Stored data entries
======

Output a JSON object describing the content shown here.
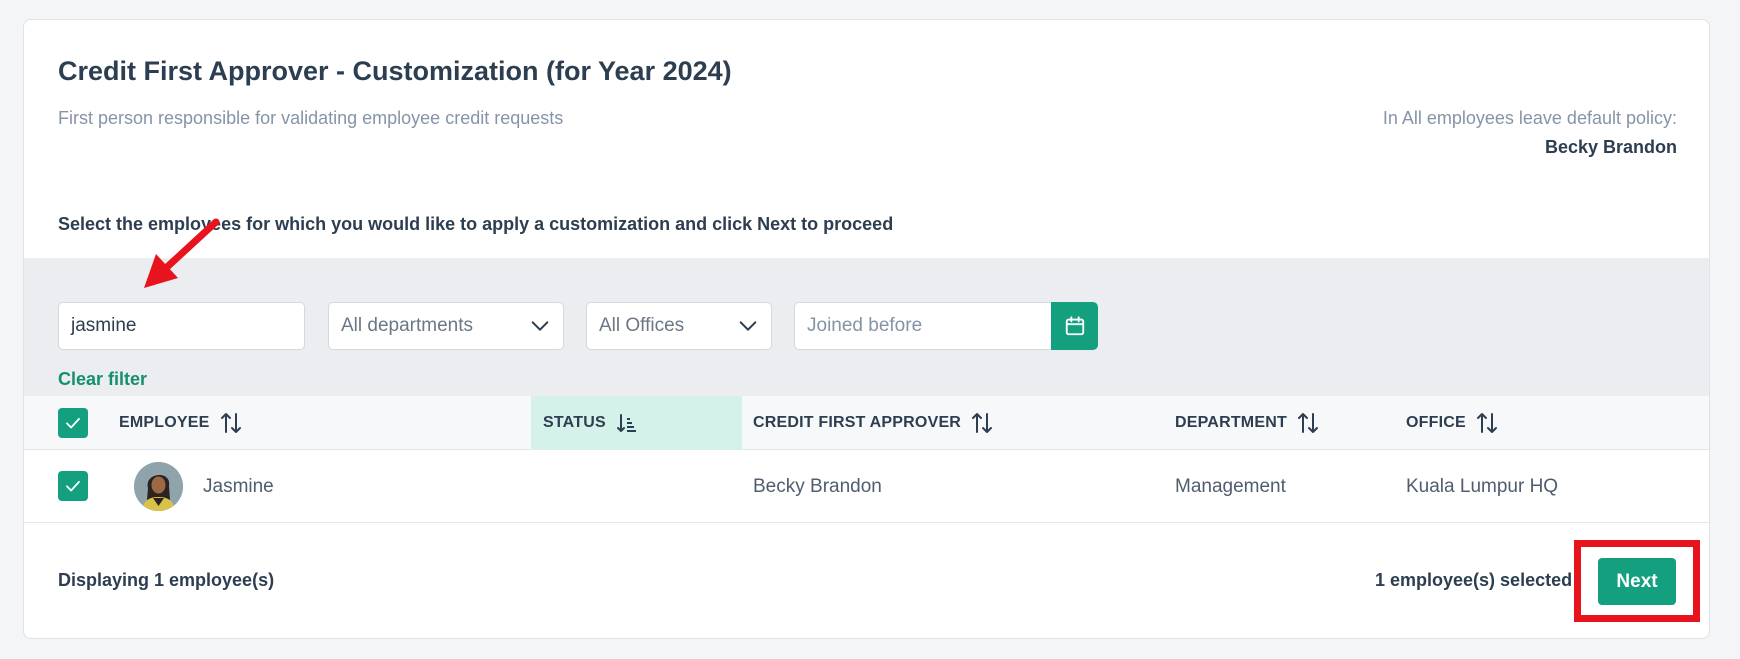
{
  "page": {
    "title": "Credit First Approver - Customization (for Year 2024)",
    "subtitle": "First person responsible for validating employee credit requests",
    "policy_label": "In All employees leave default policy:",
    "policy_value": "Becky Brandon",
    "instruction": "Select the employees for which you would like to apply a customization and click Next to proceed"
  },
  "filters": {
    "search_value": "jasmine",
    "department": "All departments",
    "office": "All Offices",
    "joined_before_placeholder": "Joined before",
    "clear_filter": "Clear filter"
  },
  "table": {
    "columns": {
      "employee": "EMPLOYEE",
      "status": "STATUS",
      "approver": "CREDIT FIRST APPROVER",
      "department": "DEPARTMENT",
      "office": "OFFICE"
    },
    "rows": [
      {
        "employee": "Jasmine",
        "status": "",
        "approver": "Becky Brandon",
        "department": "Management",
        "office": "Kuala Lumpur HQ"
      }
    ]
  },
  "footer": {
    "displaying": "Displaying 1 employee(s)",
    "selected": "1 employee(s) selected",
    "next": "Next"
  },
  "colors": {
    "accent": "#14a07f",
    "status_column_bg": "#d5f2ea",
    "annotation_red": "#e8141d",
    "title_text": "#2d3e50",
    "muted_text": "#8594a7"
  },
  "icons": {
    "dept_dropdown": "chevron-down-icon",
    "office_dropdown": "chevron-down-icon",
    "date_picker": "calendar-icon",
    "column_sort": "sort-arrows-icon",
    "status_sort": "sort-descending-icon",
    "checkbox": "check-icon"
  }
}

======

STATED EXERCISE: Give the number of lines in the records that contain the string "department", with no other output.

FINISHED ANSWER: 3